## Set task
Extract all of the entries and set them down verbatim.
— Start Input —
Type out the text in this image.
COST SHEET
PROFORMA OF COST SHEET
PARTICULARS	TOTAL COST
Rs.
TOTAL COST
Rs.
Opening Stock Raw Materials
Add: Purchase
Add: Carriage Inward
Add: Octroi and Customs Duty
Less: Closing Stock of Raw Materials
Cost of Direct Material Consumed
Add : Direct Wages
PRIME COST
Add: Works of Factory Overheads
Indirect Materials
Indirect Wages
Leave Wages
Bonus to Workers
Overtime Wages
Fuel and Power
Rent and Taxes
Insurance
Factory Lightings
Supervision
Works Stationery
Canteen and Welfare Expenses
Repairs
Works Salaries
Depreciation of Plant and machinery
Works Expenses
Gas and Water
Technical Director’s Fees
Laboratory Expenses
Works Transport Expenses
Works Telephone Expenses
— End Input —
## Complete response
Type out the text in this image.
COST SHEET
PROFORMA OF COST SHEET
PARTICULARS	TOTAL COST
Rs.
TOTAL COST
Rs.
Opening Stock Raw Materials
Add: Purchase
Add: Carriage Inward
Add: Octroi and Customs Duty
Less: Closing Stock of Raw Materials
Cost of Direct Material Consumed
Add : Direct Wages
PRIME COST
Add: Works of Factory Overheads
Indirect Materials
Indirect Wages
Leave Wages
Bonus to Workers
Overtime Wages
Fuel and Power
Rent and Taxes
Insurance
Factory Lightings
Supervision
Works Stationery
Canteen and Welfare Expenses
Repairs
Works Salaries
Depreciation of Plant and machinery
Works Expenses
Gas and Water
Technical Director’s Fees
Laboratory Expenses
Works Transport Expenses
Works Telephone Expenses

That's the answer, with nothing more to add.